▸ **GIVEN REQUEST**: Output all lines exactly.

━━━━━ RAW DATA

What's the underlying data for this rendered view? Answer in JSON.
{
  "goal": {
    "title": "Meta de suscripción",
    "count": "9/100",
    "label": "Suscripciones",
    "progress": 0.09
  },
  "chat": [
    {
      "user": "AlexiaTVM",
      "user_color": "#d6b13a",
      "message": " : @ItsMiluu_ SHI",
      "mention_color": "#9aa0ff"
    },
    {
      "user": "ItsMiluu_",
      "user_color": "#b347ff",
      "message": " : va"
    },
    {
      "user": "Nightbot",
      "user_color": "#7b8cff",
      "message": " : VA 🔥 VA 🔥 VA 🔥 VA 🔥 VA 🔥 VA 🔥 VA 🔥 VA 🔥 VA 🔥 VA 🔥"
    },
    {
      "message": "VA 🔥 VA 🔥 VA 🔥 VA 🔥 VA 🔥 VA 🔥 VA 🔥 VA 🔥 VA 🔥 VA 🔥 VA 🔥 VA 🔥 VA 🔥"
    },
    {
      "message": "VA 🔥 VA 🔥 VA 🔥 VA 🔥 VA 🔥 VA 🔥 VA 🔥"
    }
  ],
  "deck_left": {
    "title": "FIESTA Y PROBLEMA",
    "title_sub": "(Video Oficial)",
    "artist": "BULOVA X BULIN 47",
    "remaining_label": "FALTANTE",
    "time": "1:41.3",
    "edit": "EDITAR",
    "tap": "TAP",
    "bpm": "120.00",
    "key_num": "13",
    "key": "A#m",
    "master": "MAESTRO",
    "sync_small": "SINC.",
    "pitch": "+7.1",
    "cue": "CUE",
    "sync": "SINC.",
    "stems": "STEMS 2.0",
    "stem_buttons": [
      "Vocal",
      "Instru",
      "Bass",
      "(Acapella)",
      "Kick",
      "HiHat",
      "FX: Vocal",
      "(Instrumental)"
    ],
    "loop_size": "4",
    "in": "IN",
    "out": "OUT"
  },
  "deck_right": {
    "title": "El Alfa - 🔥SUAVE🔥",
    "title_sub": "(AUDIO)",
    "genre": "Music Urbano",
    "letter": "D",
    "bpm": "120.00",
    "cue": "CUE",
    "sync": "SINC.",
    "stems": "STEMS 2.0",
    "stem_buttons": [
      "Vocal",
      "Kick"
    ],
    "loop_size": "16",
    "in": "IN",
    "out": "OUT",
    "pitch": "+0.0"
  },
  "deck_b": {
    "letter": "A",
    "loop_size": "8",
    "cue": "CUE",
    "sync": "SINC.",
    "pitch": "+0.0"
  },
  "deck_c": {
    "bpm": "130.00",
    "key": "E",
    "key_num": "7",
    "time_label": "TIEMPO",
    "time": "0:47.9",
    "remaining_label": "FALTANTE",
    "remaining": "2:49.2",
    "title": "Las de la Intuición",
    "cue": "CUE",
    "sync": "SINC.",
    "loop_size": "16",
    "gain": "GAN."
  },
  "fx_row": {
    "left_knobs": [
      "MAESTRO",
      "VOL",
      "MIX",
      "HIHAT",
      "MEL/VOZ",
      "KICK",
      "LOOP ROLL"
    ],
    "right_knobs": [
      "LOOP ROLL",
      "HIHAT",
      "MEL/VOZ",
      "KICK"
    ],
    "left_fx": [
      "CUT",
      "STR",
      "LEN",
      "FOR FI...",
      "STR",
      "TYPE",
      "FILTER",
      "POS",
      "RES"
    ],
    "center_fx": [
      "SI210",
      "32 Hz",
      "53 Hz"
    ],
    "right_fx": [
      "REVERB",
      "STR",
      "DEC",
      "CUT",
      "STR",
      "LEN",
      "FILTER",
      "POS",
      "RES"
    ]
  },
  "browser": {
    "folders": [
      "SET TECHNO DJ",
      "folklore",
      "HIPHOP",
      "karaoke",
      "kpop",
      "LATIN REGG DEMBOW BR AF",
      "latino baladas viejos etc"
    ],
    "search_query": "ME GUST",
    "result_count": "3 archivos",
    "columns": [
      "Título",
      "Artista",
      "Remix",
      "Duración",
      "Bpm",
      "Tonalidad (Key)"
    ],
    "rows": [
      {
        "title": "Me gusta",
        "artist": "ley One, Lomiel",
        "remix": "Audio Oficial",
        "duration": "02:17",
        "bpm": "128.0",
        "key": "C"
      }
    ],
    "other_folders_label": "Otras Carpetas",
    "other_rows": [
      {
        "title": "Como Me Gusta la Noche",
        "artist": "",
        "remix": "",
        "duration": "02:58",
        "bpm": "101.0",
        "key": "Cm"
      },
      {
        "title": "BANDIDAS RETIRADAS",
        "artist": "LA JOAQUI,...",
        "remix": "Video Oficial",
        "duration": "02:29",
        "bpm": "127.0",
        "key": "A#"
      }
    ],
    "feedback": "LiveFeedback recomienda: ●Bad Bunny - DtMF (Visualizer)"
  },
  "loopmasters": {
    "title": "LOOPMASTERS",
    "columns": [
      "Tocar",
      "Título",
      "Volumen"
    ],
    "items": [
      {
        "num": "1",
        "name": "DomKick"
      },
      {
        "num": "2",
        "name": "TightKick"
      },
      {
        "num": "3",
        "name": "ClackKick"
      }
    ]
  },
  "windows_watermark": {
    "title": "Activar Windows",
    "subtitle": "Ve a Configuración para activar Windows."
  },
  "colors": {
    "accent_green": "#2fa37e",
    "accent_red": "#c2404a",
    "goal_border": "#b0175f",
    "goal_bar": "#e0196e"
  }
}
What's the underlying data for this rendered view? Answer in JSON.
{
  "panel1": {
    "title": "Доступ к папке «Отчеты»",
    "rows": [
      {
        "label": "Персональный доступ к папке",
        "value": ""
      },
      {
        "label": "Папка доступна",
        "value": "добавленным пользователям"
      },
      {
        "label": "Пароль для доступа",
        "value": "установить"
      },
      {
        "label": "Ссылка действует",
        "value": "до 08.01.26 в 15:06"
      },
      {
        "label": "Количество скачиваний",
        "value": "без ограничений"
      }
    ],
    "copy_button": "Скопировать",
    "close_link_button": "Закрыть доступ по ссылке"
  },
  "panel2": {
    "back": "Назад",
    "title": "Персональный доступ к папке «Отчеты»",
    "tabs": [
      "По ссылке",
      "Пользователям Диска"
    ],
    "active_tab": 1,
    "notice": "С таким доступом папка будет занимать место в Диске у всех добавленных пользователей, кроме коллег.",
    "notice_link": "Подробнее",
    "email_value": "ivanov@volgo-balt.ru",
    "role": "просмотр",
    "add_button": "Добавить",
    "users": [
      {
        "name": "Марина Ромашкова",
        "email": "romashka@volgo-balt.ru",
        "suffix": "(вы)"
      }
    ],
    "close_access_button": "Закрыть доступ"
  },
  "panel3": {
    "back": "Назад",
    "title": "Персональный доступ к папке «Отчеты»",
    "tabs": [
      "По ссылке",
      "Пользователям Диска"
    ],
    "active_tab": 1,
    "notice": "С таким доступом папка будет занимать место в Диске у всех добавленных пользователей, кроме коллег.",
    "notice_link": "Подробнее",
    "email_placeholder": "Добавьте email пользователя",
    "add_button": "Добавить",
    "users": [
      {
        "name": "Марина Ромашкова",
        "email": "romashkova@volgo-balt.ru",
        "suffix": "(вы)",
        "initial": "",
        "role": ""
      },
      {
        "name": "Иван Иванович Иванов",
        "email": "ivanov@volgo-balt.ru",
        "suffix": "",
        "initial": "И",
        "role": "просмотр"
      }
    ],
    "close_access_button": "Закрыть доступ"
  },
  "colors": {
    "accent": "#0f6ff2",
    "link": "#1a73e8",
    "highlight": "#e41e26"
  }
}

━━━━━━━━━━

▸ **EXERCISE SOLUTION**:
What's the underlying data for this rendered view? Answer in JSON.
{
  "goal": {
    "title": "Meta de suscripción",
    "count": "9/100",
    "label": "Suscripciones",
    "progress": 0.09
  },
  "chat": [
    {
      "user": "AlexiaTVM",
      "user_color": "#d6b13a",
      "message": " : @ItsMiluu_ SHI",
      "mention_color": "#9aa0ff"
    },
    {
      "user": "ItsMiluu_",
      "user_color": "#b347ff",
      "message": " : va"
    },
    {
      "user": "Nightbot",
      "user_color": "#7b8cff",
      "message": " : VA 🔥 VA 🔥 VA 🔥 VA 🔥 VA 🔥 VA 🔥 VA 🔥 VA 🔥 VA 🔥 VA 🔥"
    },
    {
      "message": "VA 🔥 VA 🔥 VA 🔥 VA 🔥 VA 🔥 VA 🔥 VA 🔥 VA 🔥 VA 🔥 VA 🔥 VA 🔥 VA 🔥 VA 🔥"
    },
    {
      "message": "VA 🔥 VA 🔥 VA 🔥 VA 🔥 VA 🔥 VA 🔥 VA 🔥"
    }
  ],
  "deck_left": {
    "title": "FIESTA Y PROBLEMA",
    "title_sub": "(Video Oficial)",
    "artist": "BULOVA X BULIN 47",
    "remaining_label": "FALTANTE",
    "time": "1:41.3",
    "edit": "EDITAR",
    "tap": "TAP",
    "bpm": "120.00",
    "key_num": "13",
    "key": "A#m",
    "master": "MAESTRO",
    "sync_small": "SINC.",
    "pitch": "+7.1",
    "cue": "CUE",
    "sync": "SINC.",
    "stems": "STEMS 2.0",
    "stem_buttons": [
      "Vocal",
      "Instru",
      "Bass",
      "(Acapella)",
      "Kick",
      "HiHat",
      "FX: Vocal",
      "(Instrumental)"
    ],
    "loop_size": "4",
    "in": "IN",
    "out": "OUT"
  },
  "deck_right": {
    "title": "El Alfa - 🔥SUAVE🔥",
    "title_sub": "(AUDIO)",
    "genre": "Music Urbano",
    "letter": "D",
    "bpm": "120.00",
    "cue": "CUE",
    "sync": "SINC.",
    "stems": "STEMS 2.0",
    "stem_buttons": [
      "Vocal",
      "Kick"
    ],
    "loop_size": "16",
    "in": "IN",
    "out": "OUT",
    "pitch": "+0.0"
  },
  "deck_b": {
    "letter": "A",
    "loop_size": "8",
    "cue": "CUE",
    "sync": "SINC.",
    "pitch": "+0.0"
  },
  "deck_c": {
    "bpm": "130.00",
    "key": "E",
    "key_num": "7",
    "time_label": "TIEMPO",
    "time": "0:47.9",
    "remaining_label": "FALTANTE",
    "remaining": "2:49.2",
    "title": "Las de la Intuición",
    "cue": "CUE",
    "sync": "SINC.",
    "loop_size": "16",
    "gain": "GAN."
  },
  "fx_row": {
    "left_knobs": [
      "MAESTRO",
      "VOL",
      "MIX",
      "HIHAT",
      "MEL/VOZ",
      "KICK",
      "LOOP ROLL"
    ],
    "right_knobs": [
      "LOOP ROLL",
      "HIHAT",
      "MEL/VOZ",
      "KICK"
    ],
    "left_fx": [
      "CUT",
      "STR",
      "LEN",
      "FOR FI...",
      "STR",
      "TYPE",
      "FILTER",
      "POS",
      "RES"
    ],
    "center_fx": [
      "SI210",
      "32 Hz",
      "53 Hz"
    ],
    "right_fx": [
      "REVERB",
      "STR",
      "DEC",
      "CUT",
      "STR",
      "LEN",
      "FILTER",
      "POS",
      "RES"
    ]
  },
  "browser": {
    "folders": [
      "SET TECHNO DJ",
      "folklore",
      "HIPHOP",
      "karaoke",
      "kpop",
      "LATIN REGG DEMBOW BR AF",
      "latino baladas viejos etc"
    ],
    "search_query": "ME GUST",
    "result_count": "3 archivos",
    "columns": [
      "Título",
      "Artista",
      "Remix",
      "Duración",
      "Bpm",
      "Tonalidad (Key)"
    ],
    "rows": [
      {
        "title": "Me gusta",
        "artist": "ley One, Lomiel",
        "remix": "Audio Oficial",
        "duration": "02:17",
        "bpm": "128.0",
        "key": "C"
      }
    ],
    "other_folders_label": "Otras Carpetas",
    "other_rows": [
      {
        "title": "Como Me Gusta la Noche",
        "artist": "",
        "remix": "",
        "duration": "02:58",
        "bpm": "101.0",
        "key": "Cm"
      },
      {
        "title": "BANDIDAS RETIRADAS",
        "artist": "LA JOAQUI,...",
        "remix": "Video Oficial",
        "duration": "02:29",
        "bpm": "127.0",
        "key": "A#"
      }
    ],
    "feedback": "LiveFeedback recomienda: ●Bad Bunny - DtMF (Visualizer)"
  },
  "loopmasters": {
    "title": "LOOPMASTERS",
    "columns": [
      "Tocar",
      "Título",
      "Volumen"
    ],
    "items": [
      {
        "num": "1",
        "name": "DomKick"
      },
      {
        "num": "2",
        "name": "TightKick"
      },
      {
        "num": "3",
        "name": "ClackKick"
      }
    ]
  },
  "windows_watermark": {
    "title": "Activar Windows",
    "subtitle": "Ve a Configuración para activar Windows."
  },
  "colors": {
    "accent_green": "#2fa37e",
    "accent_red": "#c2404a",
    "goal_border": "#b0175f",
    "goal_bar": "#e0196e"
  }
}
What's the underlying data for this rendered view? Answer in JSON.
{
  "panel1": {
    "title": "Доступ к папке «Отчеты»",
    "rows": [
      {
        "label": "Персональный доступ к папке",
        "value": ""
      },
      {
        "label": "Папка доступна",
        "value": "добавленным пользователям"
      },
      {
        "label": "Пароль для доступа",
        "value": "установить"
      },
      {
        "label": "Ссылка действует",
        "value": "до 08.01.26 в 15:06"
      },
      {
        "label": "Количество скачиваний",
        "value": "без ограничений"
      }
    ],
    "copy_button": "Скопировать",
    "close_link_button": "Закрыть доступ по ссылке"
  },
  "panel2": {
    "back": "Назад",
    "title": "Персональный доступ к папке «Отчеты»",
    "tabs": [
      "По ссылке",
      "Пользователям Диска"
    ],
    "active_tab": 1,
    "notice": "С таким доступом папка будет занимать место в Диске у всех добавленных пользователей, кроме коллег.",
    "notice_link": "Подробнее",
    "email_value": "ivanov@volgo-balt.ru",
    "role": "просмотр",
    "add_button": "Добавить",
    "users": [
      {
        "name": "Марина Ромашкова",
        "email": "romashka@volgo-balt.ru",
        "suffix": "(вы)"
      }
    ],
    "close_access_button": "Закрыть доступ"
  },
  "panel3": {
    "back": "Назад",
    "title": "Персональный доступ к папке «Отчеты»",
    "tabs": [
      "По ссылке",
      "Пользователям Диска"
    ],
    "active_tab": 1,
    "notice": "С таким доступом папка будет занимать место в Диске у всех добавленных пользователей, кроме коллег.",
    "notice_link": "Подробнее",
    "email_placeholder": "Добавьте email пользователя",
    "add_button": "Добавить",
    "users": [
      {
        "name": "Марина Ромашкова",
        "email": "romashkova@volgo-balt.ru",
        "suffix": "(вы)",
        "initial": "",
        "role": ""
      },
      {
        "name": "Иван Иванович Иванов",
        "email": "ivanov@volgo-balt.ru",
        "suffix": "",
        "initial": "И",
        "role": "просмотр"
      }
    ],
    "close_access_button": "Закрыть доступ"
  },
  "colors": {
    "accent": "#0f6ff2",
    "link": "#1a73e8",
    "highlight": "#e41e26"
  }
}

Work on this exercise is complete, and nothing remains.